■ **Task statement**:
Copy the data exactly; pictures stay out of the copy.

■ **Data to process**:
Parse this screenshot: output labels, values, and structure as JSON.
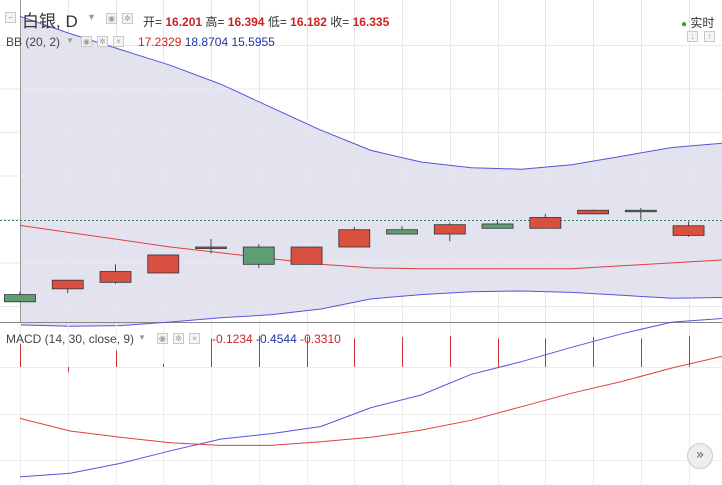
{
  "header": {
    "symbol": "白银",
    "separator": ",",
    "period": "D",
    "open_label": "开=",
    "open_value": "16.201",
    "high_label": "高=",
    "high_value": "16.394",
    "low_label": "低=",
    "low_value": "16.182",
    "close_label": "收=",
    "close_value": "16.335",
    "realtime_label": "实时"
  },
  "bb": {
    "label": "BB (20, 2)",
    "middle": "17.2329",
    "upper": "18.8704",
    "lower": "15.5955"
  },
  "macd": {
    "label": "MACD (14, 30, close, 9)",
    "histogram": "-0.1234",
    "macd": "-0.4544",
    "signal": "-0.3310"
  },
  "colors": {
    "up": "#d95040",
    "down": "#5e9e72",
    "bb_band": "#5555dd",
    "bb_mid": "#e04040",
    "macd_line": "#5555dd",
    "signal_line": "#e04040",
    "hist": "#cc3333",
    "band_fill": "#e3e3ef",
    "value_red": "#cc2222",
    "value_blue": "#2233aa",
    "live_dot": "#22aa44"
  },
  "chart_data": [
    {
      "type": "candlestick",
      "title": "白银, D",
      "ylim": [
        15.0,
        19.3
      ],
      "candles": [
        {
          "open": 15.38,
          "high": 15.42,
          "low": 15.28,
          "close": 15.28
        },
        {
          "open": 15.46,
          "high": 15.52,
          "low": 15.4,
          "close": 15.58
        },
        {
          "open": 15.55,
          "high": 15.8,
          "low": 15.53,
          "close": 15.7
        },
        {
          "open": 15.68,
          "high": 15.93,
          "low": 15.68,
          "close": 15.93
        },
        {
          "open": 16.02,
          "high": 16.15,
          "low": 15.95,
          "close": 16.04
        },
        {
          "open": 16.04,
          "high": 16.08,
          "low": 15.75,
          "close": 15.8
        },
        {
          "open": 15.8,
          "high": 16.04,
          "low": 15.8,
          "close": 16.04
        },
        {
          "open": 16.04,
          "high": 16.32,
          "low": 16.04,
          "close": 16.28
        },
        {
          "open": 16.28,
          "high": 16.33,
          "low": 16.22,
          "close": 16.22
        },
        {
          "open": 16.22,
          "high": 16.38,
          "low": 16.12,
          "close": 16.35
        },
        {
          "open": 16.36,
          "high": 16.42,
          "low": 16.3,
          "close": 16.3
        },
        {
          "open": 16.3,
          "high": 16.5,
          "low": 16.3,
          "close": 16.45
        },
        {
          "open": 16.5,
          "high": 16.56,
          "low": 16.5,
          "close": 16.55
        },
        {
          "open": 16.55,
          "high": 16.58,
          "low": 16.42,
          "close": 16.54
        },
        {
          "open": 16.201,
          "high": 16.394,
          "low": 16.182,
          "close": 16.335
        }
      ],
      "bb_upper": [
        19.24,
        19.0,
        18.78,
        18.56,
        18.3,
        17.98,
        17.66,
        17.38,
        17.22,
        17.14,
        17.12,
        17.18,
        17.3,
        17.42,
        17.48
      ],
      "bb_middle": [
        16.34,
        16.24,
        16.14,
        16.04,
        15.96,
        15.88,
        15.8,
        15.75,
        15.74,
        15.74,
        15.74,
        15.74,
        15.78,
        15.82,
        15.86
      ],
      "bb_lower": [
        14.96,
        14.94,
        14.95,
        15.0,
        15.06,
        15.1,
        15.18,
        15.32,
        15.38,
        15.42,
        15.43,
        15.41,
        15.37,
        15.33,
        15.34
      ],
      "last_price": 16.42
    },
    {
      "type": "line",
      "title": "MACD (14, 30, close, 9)",
      "ylim": [
        -1.35,
        0.45
      ],
      "series": [
        {
          "name": "MACD",
          "values": [
            -1.26,
            -1.22,
            -1.11,
            -0.97,
            -0.84,
            -0.78,
            -0.7,
            -0.49,
            -0.35,
            -0.12,
            0.02,
            0.18,
            0.33,
            0.46,
            0.5
          ]
        },
        {
          "name": "Signal",
          "values": [
            -0.61,
            -0.75,
            -0.82,
            -0.88,
            -0.91,
            -0.91,
            -0.87,
            -0.82,
            -0.74,
            -0.63,
            -0.48,
            -0.33,
            -0.2,
            -0.05,
            0.08
          ]
        }
      ],
      "histogram": [
        0.45,
        -0.1,
        0.32,
        0.06,
        0.55,
        0.6,
        0.58,
        0.55,
        0.58,
        0.6,
        0.55,
        0.55,
        0.58,
        0.55,
        0.6
      ]
    }
  ]
}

■ **Final result**:
Parse this screenshot: output labels, values, and structure as JSON.
{
  "header": {
    "symbol": "白银",
    "separator": ",",
    "period": "D",
    "open_label": "开=",
    "open_value": "16.201",
    "high_label": "高=",
    "high_value": "16.394",
    "low_label": "低=",
    "low_value": "16.182",
    "close_label": "收=",
    "close_value": "16.335",
    "realtime_label": "实时"
  },
  "bb": {
    "label": "BB (20, 2)",
    "middle": "17.2329",
    "upper": "18.8704",
    "lower": "15.5955"
  },
  "macd": {
    "label": "MACD (14, 30, close, 9)",
    "histogram": "-0.1234",
    "macd": "-0.4544",
    "signal": "-0.3310"
  },
  "colors": {
    "up": "#d95040",
    "down": "#5e9e72",
    "bb_band": "#5555dd",
    "bb_mid": "#e04040",
    "macd_line": "#5555dd",
    "signal_line": "#e04040",
    "hist": "#cc3333",
    "band_fill": "#e3e3ef",
    "value_red": "#cc2222",
    "value_blue": "#2233aa",
    "live_dot": "#22aa44"
  },
  "chart_data": [
    {
      "type": "candlestick",
      "title": "白银, D",
      "ylim": [
        15.0,
        19.3
      ],
      "candles": [
        {
          "open": 15.38,
          "high": 15.42,
          "low": 15.28,
          "close": 15.28
        },
        {
          "open": 15.46,
          "high": 15.52,
          "low": 15.4,
          "close": 15.58
        },
        {
          "open": 15.55,
          "high": 15.8,
          "low": 15.53,
          "close": 15.7
        },
        {
          "open": 15.68,
          "high": 15.93,
          "low": 15.68,
          "close": 15.93
        },
        {
          "open": 16.02,
          "high": 16.15,
          "low": 15.95,
          "close": 16.04
        },
        {
          "open": 16.04,
          "high": 16.08,
          "low": 15.75,
          "close": 15.8
        },
        {
          "open": 15.8,
          "high": 16.04,
          "low": 15.8,
          "close": 16.04
        },
        {
          "open": 16.04,
          "high": 16.32,
          "low": 16.04,
          "close": 16.28
        },
        {
          "open": 16.28,
          "high": 16.33,
          "low": 16.22,
          "close": 16.22
        },
        {
          "open": 16.22,
          "high": 16.38,
          "low": 16.12,
          "close": 16.35
        },
        {
          "open": 16.36,
          "high": 16.42,
          "low": 16.3,
          "close": 16.3
        },
        {
          "open": 16.3,
          "high": 16.5,
          "low": 16.3,
          "close": 16.45
        },
        {
          "open": 16.5,
          "high": 16.56,
          "low": 16.5,
          "close": 16.55
        },
        {
          "open": 16.55,
          "high": 16.58,
          "low": 16.42,
          "close": 16.54
        },
        {
          "open": 16.201,
          "high": 16.394,
          "low": 16.182,
          "close": 16.335
        }
      ],
      "bb_upper": [
        19.24,
        19.0,
        18.78,
        18.56,
        18.3,
        17.98,
        17.66,
        17.38,
        17.22,
        17.14,
        17.12,
        17.18,
        17.3,
        17.42,
        17.48
      ],
      "bb_middle": [
        16.34,
        16.24,
        16.14,
        16.04,
        15.96,
        15.88,
        15.8,
        15.75,
        15.74,
        15.74,
        15.74,
        15.74,
        15.78,
        15.82,
        15.86
      ],
      "bb_lower": [
        14.96,
        14.94,
        14.95,
        15.0,
        15.06,
        15.1,
        15.18,
        15.32,
        15.38,
        15.42,
        15.43,
        15.41,
        15.37,
        15.33,
        15.34
      ],
      "last_price": 16.42
    },
    {
      "type": "line",
      "title": "MACD (14, 30, close, 9)",
      "ylim": [
        -1.35,
        0.45
      ],
      "series": [
        {
          "name": "MACD",
          "values": [
            -1.26,
            -1.22,
            -1.11,
            -0.97,
            -0.84,
            -0.78,
            -0.7,
            -0.49,
            -0.35,
            -0.12,
            0.02,
            0.18,
            0.33,
            0.46,
            0.5
          ]
        },
        {
          "name": "Signal",
          "values": [
            -0.61,
            -0.75,
            -0.82,
            -0.88,
            -0.91,
            -0.91,
            -0.87,
            -0.82,
            -0.74,
            -0.63,
            -0.48,
            -0.33,
            -0.2,
            -0.05,
            0.08
          ]
        }
      ],
      "histogram": [
        0.45,
        -0.1,
        0.32,
        0.06,
        0.55,
        0.6,
        0.58,
        0.55,
        0.58,
        0.6,
        0.55,
        0.55,
        0.58,
        0.55,
        0.6
      ]
    }
  ]
}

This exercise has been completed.